### Brief
Each line containing the word "this" needs to be copied.

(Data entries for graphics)
------------------------

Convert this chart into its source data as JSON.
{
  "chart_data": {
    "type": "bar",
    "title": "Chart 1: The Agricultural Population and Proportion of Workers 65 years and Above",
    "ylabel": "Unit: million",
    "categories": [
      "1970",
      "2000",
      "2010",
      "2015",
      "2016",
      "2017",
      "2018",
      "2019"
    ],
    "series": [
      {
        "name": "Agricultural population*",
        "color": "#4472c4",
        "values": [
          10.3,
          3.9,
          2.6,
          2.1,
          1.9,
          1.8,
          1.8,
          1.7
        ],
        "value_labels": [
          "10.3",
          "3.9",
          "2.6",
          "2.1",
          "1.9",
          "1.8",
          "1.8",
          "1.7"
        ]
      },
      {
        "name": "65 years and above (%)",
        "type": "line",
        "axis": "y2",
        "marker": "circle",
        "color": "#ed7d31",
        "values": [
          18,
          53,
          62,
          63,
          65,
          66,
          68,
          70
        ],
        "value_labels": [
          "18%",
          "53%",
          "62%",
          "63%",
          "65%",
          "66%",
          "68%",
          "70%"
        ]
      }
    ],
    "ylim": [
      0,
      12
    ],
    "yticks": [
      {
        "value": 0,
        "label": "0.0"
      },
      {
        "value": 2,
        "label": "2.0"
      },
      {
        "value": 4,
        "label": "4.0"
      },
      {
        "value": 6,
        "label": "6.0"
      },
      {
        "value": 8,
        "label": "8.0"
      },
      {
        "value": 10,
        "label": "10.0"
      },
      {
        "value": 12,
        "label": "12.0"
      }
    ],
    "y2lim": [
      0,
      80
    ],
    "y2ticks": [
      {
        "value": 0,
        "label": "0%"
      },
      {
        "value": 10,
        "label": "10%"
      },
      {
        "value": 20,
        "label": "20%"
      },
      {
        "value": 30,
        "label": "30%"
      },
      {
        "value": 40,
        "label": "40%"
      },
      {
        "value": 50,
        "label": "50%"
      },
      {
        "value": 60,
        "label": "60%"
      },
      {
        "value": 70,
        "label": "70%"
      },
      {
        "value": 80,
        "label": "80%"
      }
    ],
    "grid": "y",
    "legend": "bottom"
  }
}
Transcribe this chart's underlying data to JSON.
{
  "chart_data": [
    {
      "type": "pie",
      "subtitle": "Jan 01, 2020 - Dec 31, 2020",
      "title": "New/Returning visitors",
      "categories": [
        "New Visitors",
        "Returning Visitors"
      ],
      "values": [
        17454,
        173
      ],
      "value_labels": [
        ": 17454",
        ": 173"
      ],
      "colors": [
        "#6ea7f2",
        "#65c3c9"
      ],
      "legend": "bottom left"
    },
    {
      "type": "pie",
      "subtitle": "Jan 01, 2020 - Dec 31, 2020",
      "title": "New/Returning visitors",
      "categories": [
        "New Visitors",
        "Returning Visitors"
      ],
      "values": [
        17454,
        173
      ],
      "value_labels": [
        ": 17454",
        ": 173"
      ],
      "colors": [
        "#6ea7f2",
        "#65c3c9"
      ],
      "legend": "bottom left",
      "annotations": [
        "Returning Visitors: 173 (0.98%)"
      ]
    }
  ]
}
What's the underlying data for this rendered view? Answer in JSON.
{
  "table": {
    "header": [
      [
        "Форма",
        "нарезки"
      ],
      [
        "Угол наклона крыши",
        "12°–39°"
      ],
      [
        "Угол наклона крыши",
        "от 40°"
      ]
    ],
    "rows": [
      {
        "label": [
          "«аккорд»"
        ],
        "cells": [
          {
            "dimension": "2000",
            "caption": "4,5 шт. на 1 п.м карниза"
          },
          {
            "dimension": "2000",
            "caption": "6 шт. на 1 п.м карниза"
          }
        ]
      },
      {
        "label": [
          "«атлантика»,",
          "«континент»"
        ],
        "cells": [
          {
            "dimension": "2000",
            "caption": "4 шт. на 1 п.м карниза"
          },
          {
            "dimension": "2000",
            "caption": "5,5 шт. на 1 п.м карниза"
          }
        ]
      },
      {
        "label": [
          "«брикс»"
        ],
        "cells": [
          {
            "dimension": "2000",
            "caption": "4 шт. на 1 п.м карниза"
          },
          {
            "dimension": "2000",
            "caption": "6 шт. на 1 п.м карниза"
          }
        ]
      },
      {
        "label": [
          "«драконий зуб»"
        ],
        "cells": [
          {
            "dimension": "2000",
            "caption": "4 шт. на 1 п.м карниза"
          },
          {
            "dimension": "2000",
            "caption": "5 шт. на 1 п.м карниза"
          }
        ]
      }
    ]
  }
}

------------------------

### Task response
Convert this chart into its source data as JSON.
Transcribe this chart's underlying data to JSON.
What's the underlying data for this rendered view? Answer in JSON.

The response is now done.